+++ Given information

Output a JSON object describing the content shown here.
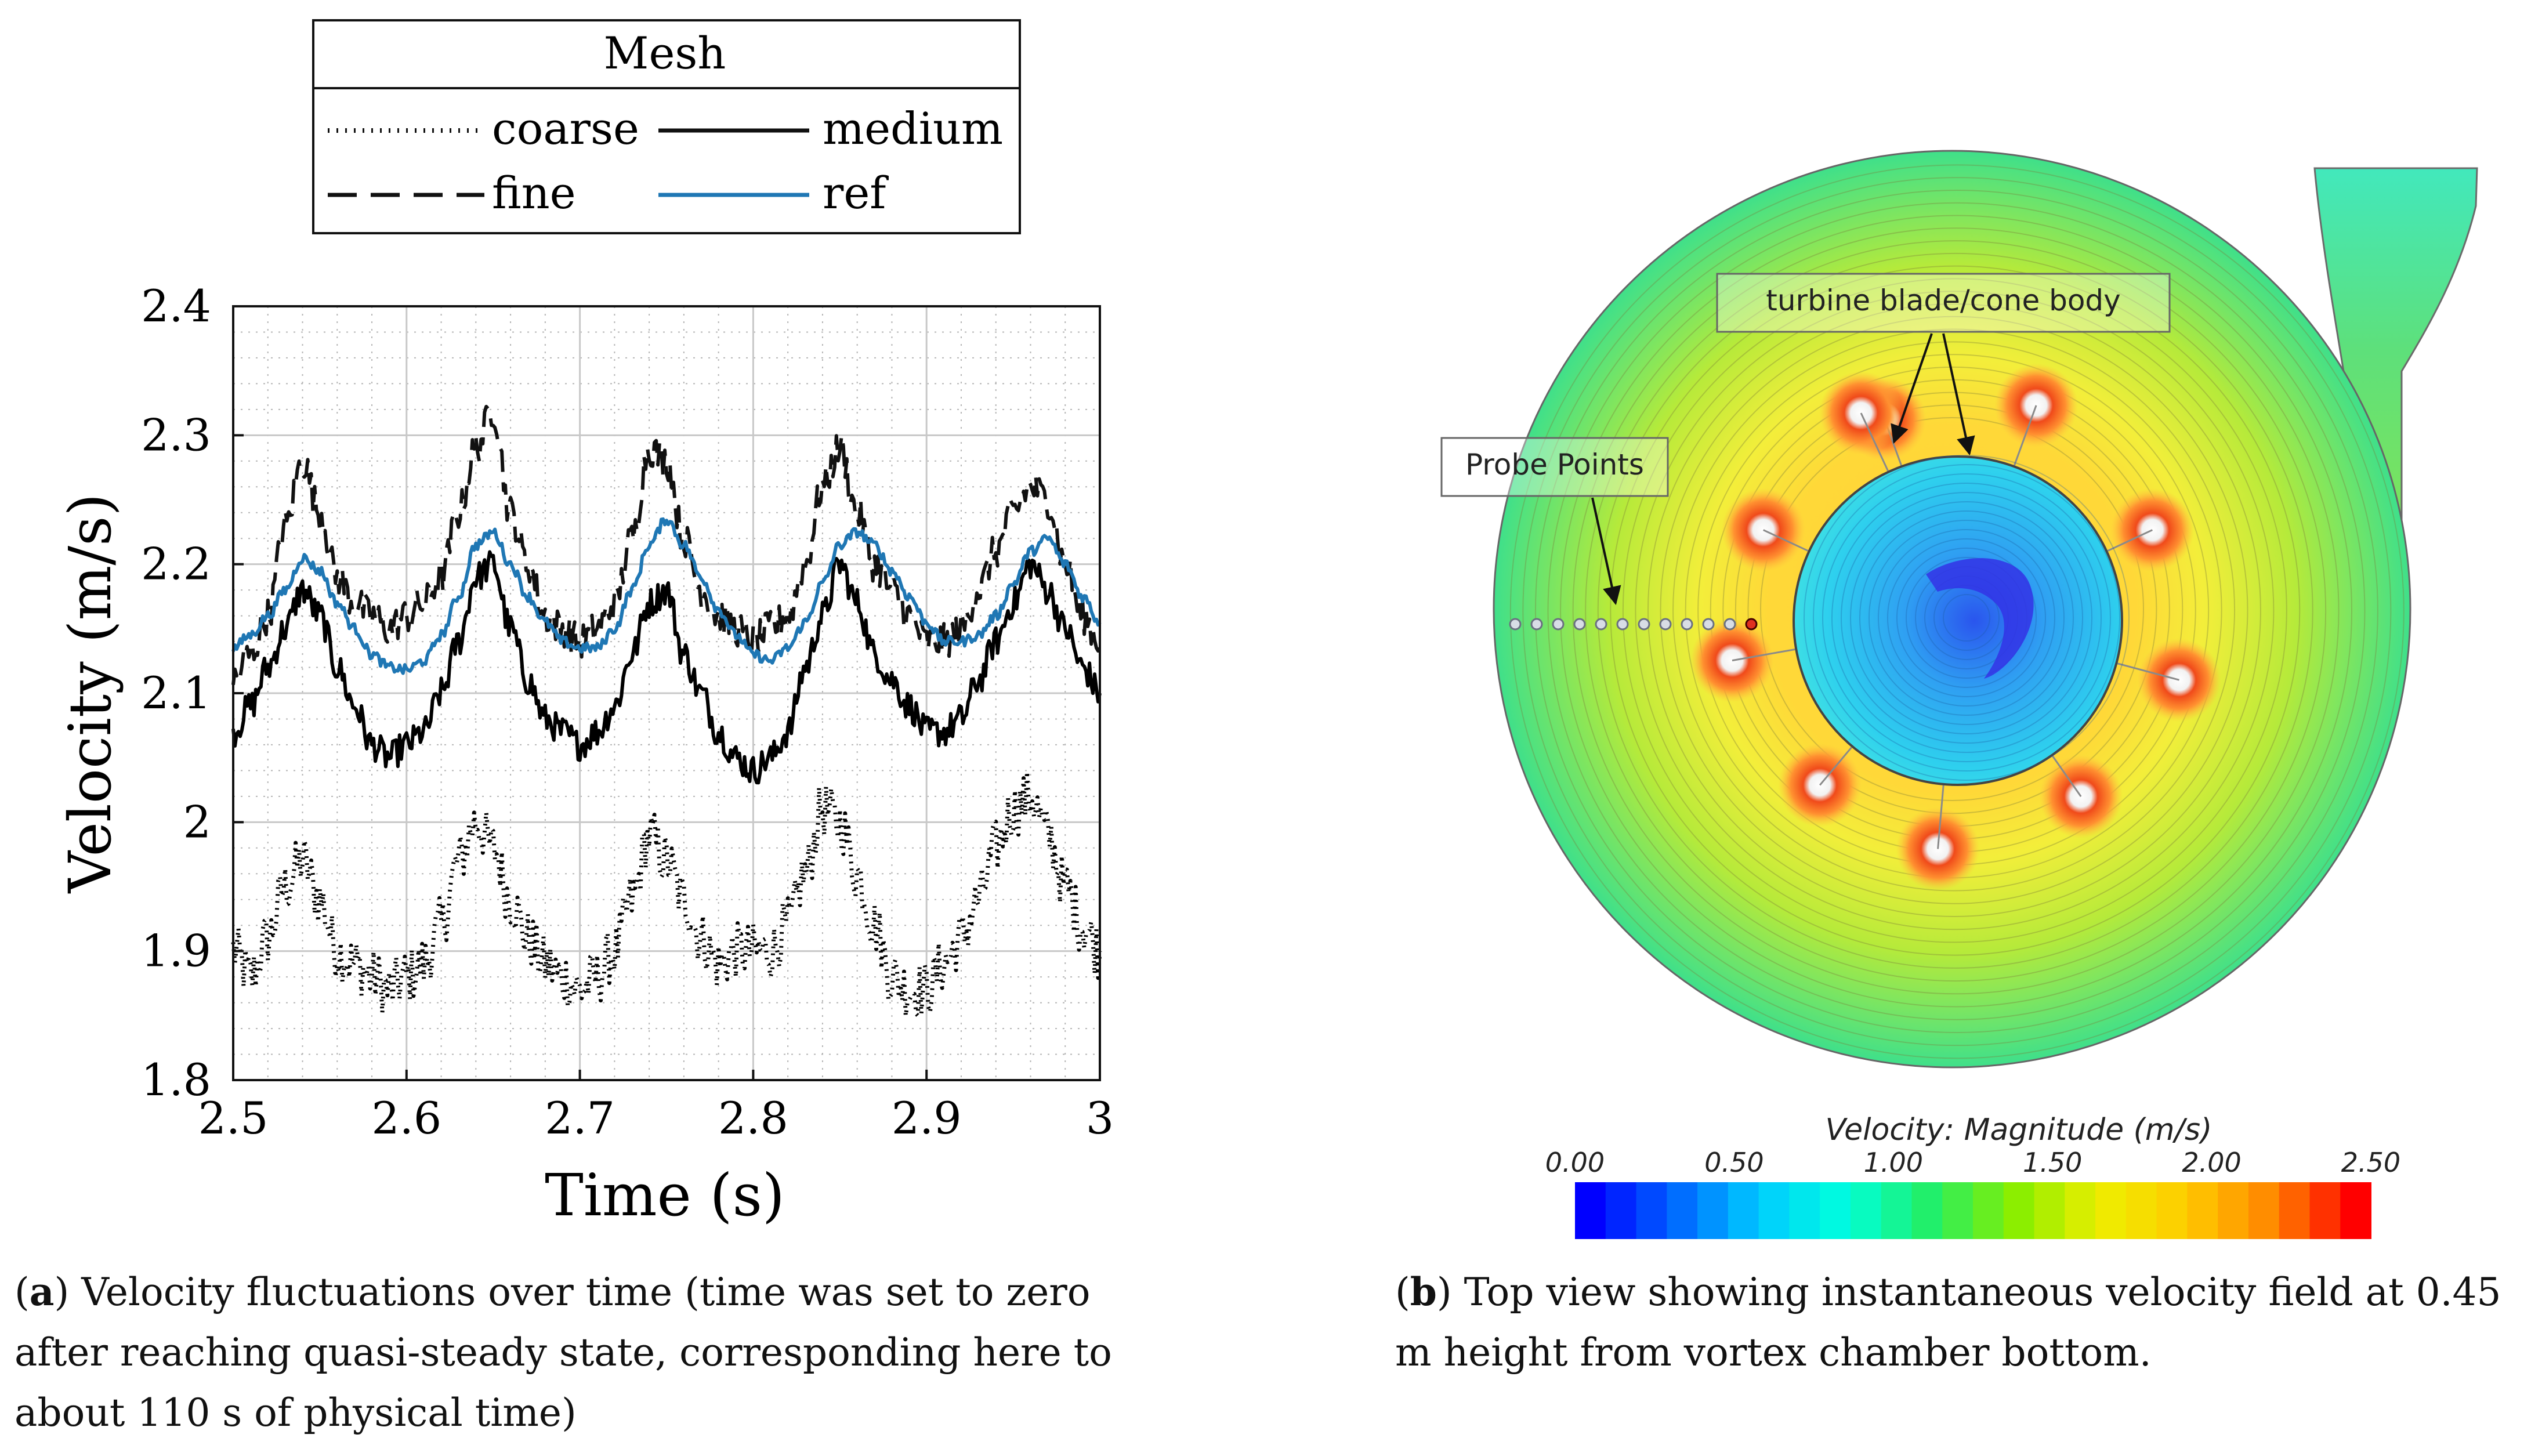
{
  "chart_data": [
    {
      "type": "line",
      "panel_label": "a",
      "xlabel": "Time (s)",
      "ylabel": "Velocity (m/s)",
      "xlim": [
        2.5,
        3.0
      ],
      "ylim": [
        1.8,
        2.4
      ],
      "xticks": [
        "2.5",
        "2.6",
        "2.7",
        "2.8",
        "2.9",
        "3"
      ],
      "yticks": [
        "1.8",
        "1.9",
        "2",
        "2.1",
        "2.2",
        "2.3",
        "2.4"
      ],
      "grid": true,
      "legend": {
        "title": "Mesh",
        "position": "top, above plot",
        "entries": [
          {
            "label": "coarse",
            "style": "dotted"
          },
          {
            "label": "medium",
            "style": "solid"
          },
          {
            "label": "fine",
            "style": "dashed"
          },
          {
            "label": "ref",
            "style": "solid-blue"
          }
        ]
      },
      "series": [
        {
          "name": "ref",
          "color": "#1f77b4",
          "x": [
            2.5,
            2.51,
            2.52,
            2.53,
            2.54,
            2.55,
            2.56,
            2.57,
            2.58,
            2.59,
            2.6,
            2.61,
            2.62,
            2.63,
            2.64,
            2.65,
            2.66,
            2.67,
            2.68,
            2.69,
            2.7,
            2.71,
            2.72,
            2.73,
            2.74,
            2.75,
            2.76,
            2.77,
            2.78,
            2.79,
            2.8,
            2.81,
            2.82,
            2.83,
            2.84,
            2.85,
            2.86,
            2.87,
            2.88,
            2.89,
            2.9,
            2.91,
            2.92,
            2.93,
            2.94,
            2.95,
            2.96,
            2.97,
            2.98,
            2.99,
            3.0
          ],
          "values": [
            2.135,
            2.145,
            2.16,
            2.18,
            2.205,
            2.195,
            2.17,
            2.15,
            2.13,
            2.12,
            2.118,
            2.125,
            2.145,
            2.175,
            2.215,
            2.225,
            2.2,
            2.175,
            2.155,
            2.14,
            2.135,
            2.135,
            2.15,
            2.18,
            2.215,
            2.235,
            2.215,
            2.19,
            2.165,
            2.145,
            2.13,
            2.125,
            2.135,
            2.155,
            2.185,
            2.215,
            2.225,
            2.215,
            2.195,
            2.175,
            2.155,
            2.14,
            2.14,
            2.145,
            2.16,
            2.185,
            2.21,
            2.22,
            2.2,
            2.175,
            2.155
          ]
        },
        {
          "name": "fine",
          "color": "#111111",
          "x": [
            2.5,
            2.51,
            2.52,
            2.53,
            2.54,
            2.55,
            2.56,
            2.57,
            2.58,
            2.59,
            2.6,
            2.61,
            2.62,
            2.63,
            2.64,
            2.65,
            2.66,
            2.67,
            2.68,
            2.69,
            2.7,
            2.71,
            2.72,
            2.73,
            2.74,
            2.75,
            2.76,
            2.77,
            2.78,
            2.79,
            2.8,
            2.81,
            2.82,
            2.83,
            2.84,
            2.85,
            2.86,
            2.87,
            2.88,
            2.89,
            2.9,
            2.91,
            2.92,
            2.93,
            2.94,
            2.95,
            2.96,
            2.97,
            2.98,
            2.99,
            3.0
          ],
          "values": [
            2.11,
            2.13,
            2.16,
            2.23,
            2.28,
            2.24,
            2.19,
            2.17,
            2.16,
            2.15,
            2.16,
            2.17,
            2.19,
            2.24,
            2.29,
            2.32,
            2.24,
            2.2,
            2.16,
            2.15,
            2.14,
            2.15,
            2.17,
            2.22,
            2.29,
            2.28,
            2.22,
            2.18,
            2.16,
            2.15,
            2.14,
            2.15,
            2.16,
            2.2,
            2.26,
            2.29,
            2.24,
            2.2,
            2.18,
            2.16,
            2.14,
            2.14,
            2.15,
            2.18,
            2.21,
            2.24,
            2.26,
            2.25,
            2.2,
            2.16,
            2.14
          ]
        },
        {
          "name": "medium",
          "color": "#000000",
          "x": [
            2.5,
            2.51,
            2.52,
            2.53,
            2.54,
            2.55,
            2.56,
            2.57,
            2.58,
            2.59,
            2.6,
            2.61,
            2.62,
            2.63,
            2.64,
            2.65,
            2.66,
            2.67,
            2.68,
            2.69,
            2.7,
            2.71,
            2.72,
            2.73,
            2.74,
            2.75,
            2.76,
            2.77,
            2.78,
            2.79,
            2.8,
            2.81,
            2.82,
            2.83,
            2.84,
            2.85,
            2.86,
            2.87,
            2.88,
            2.89,
            2.9,
            2.91,
            2.92,
            2.93,
            2.94,
            2.95,
            2.96,
            2.97,
            2.98,
            2.99,
            3.0
          ],
          "values": [
            2.07,
            2.09,
            2.12,
            2.15,
            2.18,
            2.16,
            2.12,
            2.09,
            2.06,
            2.05,
            2.06,
            2.07,
            2.1,
            2.14,
            2.19,
            2.2,
            2.15,
            2.11,
            2.08,
            2.07,
            2.06,
            2.07,
            2.09,
            2.13,
            2.17,
            2.18,
            2.13,
            2.1,
            2.07,
            2.05,
            2.04,
            2.05,
            2.07,
            2.12,
            2.16,
            2.2,
            2.17,
            2.13,
            2.11,
            2.09,
            2.07,
            2.07,
            2.08,
            2.11,
            2.14,
            2.17,
            2.2,
            2.18,
            2.15,
            2.12,
            2.1
          ]
        },
        {
          "name": "coarse",
          "color": "#000000",
          "x": [
            2.5,
            2.51,
            2.52,
            2.53,
            2.54,
            2.55,
            2.56,
            2.57,
            2.58,
            2.59,
            2.6,
            2.61,
            2.62,
            2.63,
            2.64,
            2.65,
            2.66,
            2.67,
            2.68,
            2.69,
            2.7,
            2.71,
            2.72,
            2.73,
            2.74,
            2.75,
            2.76,
            2.77,
            2.78,
            2.79,
            2.8,
            2.81,
            2.82,
            2.83,
            2.84,
            2.85,
            2.86,
            2.87,
            2.88,
            2.89,
            2.9,
            2.91,
            2.92,
            2.93,
            2.94,
            2.95,
            2.96,
            2.97,
            2.98,
            2.99,
            3.0
          ],
          "values": [
            1.9,
            1.88,
            1.91,
            1.95,
            1.97,
            1.94,
            1.9,
            1.89,
            1.88,
            1.87,
            1.88,
            1.89,
            1.92,
            1.97,
            2.0,
            1.98,
            1.94,
            1.91,
            1.89,
            1.88,
            1.87,
            1.88,
            1.9,
            1.94,
            1.99,
            1.97,
            1.94,
            1.91,
            1.89,
            1.9,
            1.9,
            1.9,
            1.92,
            1.96,
            2.01,
            2.0,
            1.96,
            1.92,
            1.88,
            1.87,
            1.87,
            1.89,
            1.91,
            1.94,
            1.98,
            2.01,
            2.02,
            1.99,
            1.95,
            1.92,
            1.9
          ]
        }
      ]
    },
    {
      "type": "heatmap",
      "panel_label": "b",
      "title": "Velocity: Magnitude (m/s)",
      "colorbar": {
        "range": [
          0.0,
          2.5
        ],
        "ticks": [
          "0.00",
          "0.50",
          "1.00",
          "1.50",
          "2.00",
          "2.50"
        ],
        "colors": [
          "#0000ff",
          "#0066ff",
          "#00ccff",
          "#00ffdd",
          "#22ee66",
          "#88ee00",
          "#eeee00",
          "#ffcc00",
          "#ff8800",
          "#ff0000"
        ]
      },
      "annotations": [
        "turbine blade/cone body",
        "Probe Points"
      ]
    }
  ],
  "captions": {
    "a": {
      "letter": "a",
      "text": " Velocity fluctuations over time (time was set to zero after reaching quasi-steady state, corresponding here to about 110 s of physical time)"
    },
    "b": {
      "letter": "b",
      "text": " Top view showing instantaneous velocity field at 0.45 m height from vortex chamber bottom."
    }
  }
}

++++++

*Objective*.
Say how many lines in the records contain the string "style", and say nothing else.

*Solution*.
4